**Information supplied:**

## start

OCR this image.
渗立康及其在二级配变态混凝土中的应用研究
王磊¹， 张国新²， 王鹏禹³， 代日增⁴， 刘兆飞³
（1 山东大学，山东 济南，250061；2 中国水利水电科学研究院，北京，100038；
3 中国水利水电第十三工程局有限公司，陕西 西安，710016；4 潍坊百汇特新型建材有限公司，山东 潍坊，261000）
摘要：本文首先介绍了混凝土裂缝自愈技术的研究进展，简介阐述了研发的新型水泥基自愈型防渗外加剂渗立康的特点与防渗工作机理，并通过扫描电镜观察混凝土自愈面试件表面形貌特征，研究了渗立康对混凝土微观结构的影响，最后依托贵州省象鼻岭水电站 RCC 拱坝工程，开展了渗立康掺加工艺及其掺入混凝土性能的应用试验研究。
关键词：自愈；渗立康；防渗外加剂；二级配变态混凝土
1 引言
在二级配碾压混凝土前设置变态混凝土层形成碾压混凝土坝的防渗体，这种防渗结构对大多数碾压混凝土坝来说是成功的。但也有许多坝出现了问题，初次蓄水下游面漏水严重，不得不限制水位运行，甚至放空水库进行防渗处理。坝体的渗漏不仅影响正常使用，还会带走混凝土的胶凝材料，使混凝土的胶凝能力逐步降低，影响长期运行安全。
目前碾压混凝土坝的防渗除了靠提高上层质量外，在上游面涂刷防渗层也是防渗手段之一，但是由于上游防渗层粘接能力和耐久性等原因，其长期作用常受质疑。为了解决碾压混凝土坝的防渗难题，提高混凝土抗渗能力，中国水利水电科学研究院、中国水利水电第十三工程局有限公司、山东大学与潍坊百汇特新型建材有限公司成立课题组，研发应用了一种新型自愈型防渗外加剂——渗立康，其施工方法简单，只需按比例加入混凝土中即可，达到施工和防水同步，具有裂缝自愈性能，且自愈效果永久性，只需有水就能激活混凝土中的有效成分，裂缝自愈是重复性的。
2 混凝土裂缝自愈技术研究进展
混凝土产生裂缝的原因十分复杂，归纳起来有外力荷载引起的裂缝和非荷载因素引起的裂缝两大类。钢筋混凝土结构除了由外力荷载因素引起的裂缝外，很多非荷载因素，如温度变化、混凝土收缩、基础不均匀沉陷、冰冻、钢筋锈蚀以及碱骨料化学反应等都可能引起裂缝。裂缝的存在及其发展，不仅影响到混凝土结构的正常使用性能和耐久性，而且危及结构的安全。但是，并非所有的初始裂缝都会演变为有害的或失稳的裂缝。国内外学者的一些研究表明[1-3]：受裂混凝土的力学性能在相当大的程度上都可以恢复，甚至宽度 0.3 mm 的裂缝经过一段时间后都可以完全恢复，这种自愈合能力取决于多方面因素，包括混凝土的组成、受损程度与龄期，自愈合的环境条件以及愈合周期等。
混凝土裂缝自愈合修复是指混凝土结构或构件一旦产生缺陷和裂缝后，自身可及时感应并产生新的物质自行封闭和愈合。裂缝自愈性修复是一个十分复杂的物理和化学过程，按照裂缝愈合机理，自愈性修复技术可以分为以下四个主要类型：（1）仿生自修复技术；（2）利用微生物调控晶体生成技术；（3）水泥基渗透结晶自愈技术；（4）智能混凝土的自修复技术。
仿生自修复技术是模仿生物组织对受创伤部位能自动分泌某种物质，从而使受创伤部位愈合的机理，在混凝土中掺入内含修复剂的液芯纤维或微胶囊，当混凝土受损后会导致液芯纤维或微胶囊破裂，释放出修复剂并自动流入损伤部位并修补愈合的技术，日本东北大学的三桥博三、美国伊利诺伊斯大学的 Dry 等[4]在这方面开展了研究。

## end

**What is expected:**
Check each line of the data above for the string "中国水利水电科学研究院", then report how many lines have it, with no other words.

**Worked solution:**
2